▶ **Passage to read**
---*---
Hessian function, in case one wants to do numeric optimization of the likelihood. Contains an EMPTY body.

Specified by:
hessian in interface Uncmin_methods
Parameters:
x - The parameter (remember indexing of arrayx (starting at 1))

writeRFile

public void writeRFile()
To R-compatible file, i.e. write a .txt file containing the following columns t, X_11, Y_11, ..., X_nn, Y_nn, eventype. Output is saved to the file R-epidemic.txt. Note: Regime switches are currently NOT supported in the R-procedure.


ItoString

public java.lang.String ItoString()
Show I as one line


toString

public java.lang.String toString()
Debug/Information as usual

Overrides:
toString in class java.lang.Object

add

public void add(SIRState s,
                double noOfSamples)
Add values for posterior mean calculations


Yintegrate

protected double Yintegrate(Unit u,
                            int r)
Calculate int_{S[i-1]},S[i]} Y_u(t) dt for a unit u and regime r.

Parameters:
u - The unit to get Y(t) from.
r - The regime defining the time limits. I.e. all points with that number.
Returns:
The integral.

allBetaBetweenIntegrate

public double allBetaBetweenIntegrate(int r)
Calculate int_{S[i-1]},S[i]} sum{u\in U} \sum\sum \beta^N X^u Y^u for a regime i, i.e. integrate over all between unit hazards (coz they have a common beta^N) This function could use allBetaWithin, but direct implementation is faster.

Parameters:
r - The regime defining the time limits. I.e. all points with that number.

allBetaWithinIntegrate

public double allBetaWithinIntegrate(int r)
Calculate int_{S[i-1]},S[i]} sum{u\in U} \beta X^u Y^u for a regime i, i.e. integrate over all within unit hazards (coz they have a common beta) This function could use XYIntegrate, but I think direct implementation is faster.

Parameters:
r - The regime defining the time limits. I.e. all points with that number.

allBetaIntegrate

public double allBetaIntegrate(int r)
Calculate int_{S[i-1]},S[i]} \lambda_{all}(t) for a regime i, i.e. integrate over the total hazard.

Parameters:
r - The regime defining the time limits. I.e. all points with that number.
---*---
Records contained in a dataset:
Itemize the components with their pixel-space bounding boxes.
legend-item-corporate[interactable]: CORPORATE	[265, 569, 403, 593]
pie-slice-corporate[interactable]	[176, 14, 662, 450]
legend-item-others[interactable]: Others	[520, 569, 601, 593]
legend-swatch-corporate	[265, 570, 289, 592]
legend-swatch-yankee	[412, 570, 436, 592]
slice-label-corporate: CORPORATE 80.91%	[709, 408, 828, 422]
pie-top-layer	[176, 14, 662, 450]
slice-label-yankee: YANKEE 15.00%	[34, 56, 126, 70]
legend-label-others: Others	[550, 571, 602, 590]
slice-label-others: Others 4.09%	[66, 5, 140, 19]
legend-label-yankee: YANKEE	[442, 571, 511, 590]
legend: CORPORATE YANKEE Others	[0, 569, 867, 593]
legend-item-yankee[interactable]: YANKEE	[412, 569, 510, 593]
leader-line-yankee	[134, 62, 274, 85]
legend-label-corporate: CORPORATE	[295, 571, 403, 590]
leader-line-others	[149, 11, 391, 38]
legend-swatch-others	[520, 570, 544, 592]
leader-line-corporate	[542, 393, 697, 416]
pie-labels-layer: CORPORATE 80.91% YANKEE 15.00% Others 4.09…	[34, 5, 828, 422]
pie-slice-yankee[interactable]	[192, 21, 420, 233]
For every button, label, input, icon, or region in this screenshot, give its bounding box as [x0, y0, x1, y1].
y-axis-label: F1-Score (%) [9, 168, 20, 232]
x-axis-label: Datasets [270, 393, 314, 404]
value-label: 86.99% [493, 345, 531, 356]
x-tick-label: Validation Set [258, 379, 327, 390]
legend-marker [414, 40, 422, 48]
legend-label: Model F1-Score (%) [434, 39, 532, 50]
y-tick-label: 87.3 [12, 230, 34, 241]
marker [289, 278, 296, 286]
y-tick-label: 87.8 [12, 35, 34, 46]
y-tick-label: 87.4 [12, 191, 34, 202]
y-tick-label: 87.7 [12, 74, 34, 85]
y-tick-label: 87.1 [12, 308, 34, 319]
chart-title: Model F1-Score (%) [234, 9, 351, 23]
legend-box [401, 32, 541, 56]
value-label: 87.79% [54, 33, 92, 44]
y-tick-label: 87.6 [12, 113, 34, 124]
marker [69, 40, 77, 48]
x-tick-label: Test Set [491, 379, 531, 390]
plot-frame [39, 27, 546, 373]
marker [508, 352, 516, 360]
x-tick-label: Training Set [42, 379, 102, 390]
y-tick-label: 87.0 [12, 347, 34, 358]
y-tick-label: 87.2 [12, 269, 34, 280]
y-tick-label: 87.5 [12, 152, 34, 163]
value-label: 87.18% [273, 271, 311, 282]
---*---
▶ **Problems to solve**
A – From the method documentation, output the passage that begins at the words "Add values for" and stops after the words "and regime r.".
B – According to the method documentation, to which file does the writeRFile method save its output?

▶ **Answers to each task**
A –
Add values for posterior mean calculations


Yintegrate

protected double Yintegrate(Unit u,
                            int r)
Calculate int_{S[i-1]},S[i]} Y_u(t) dt for a unit u and regime r.

B – R-epidemic.txt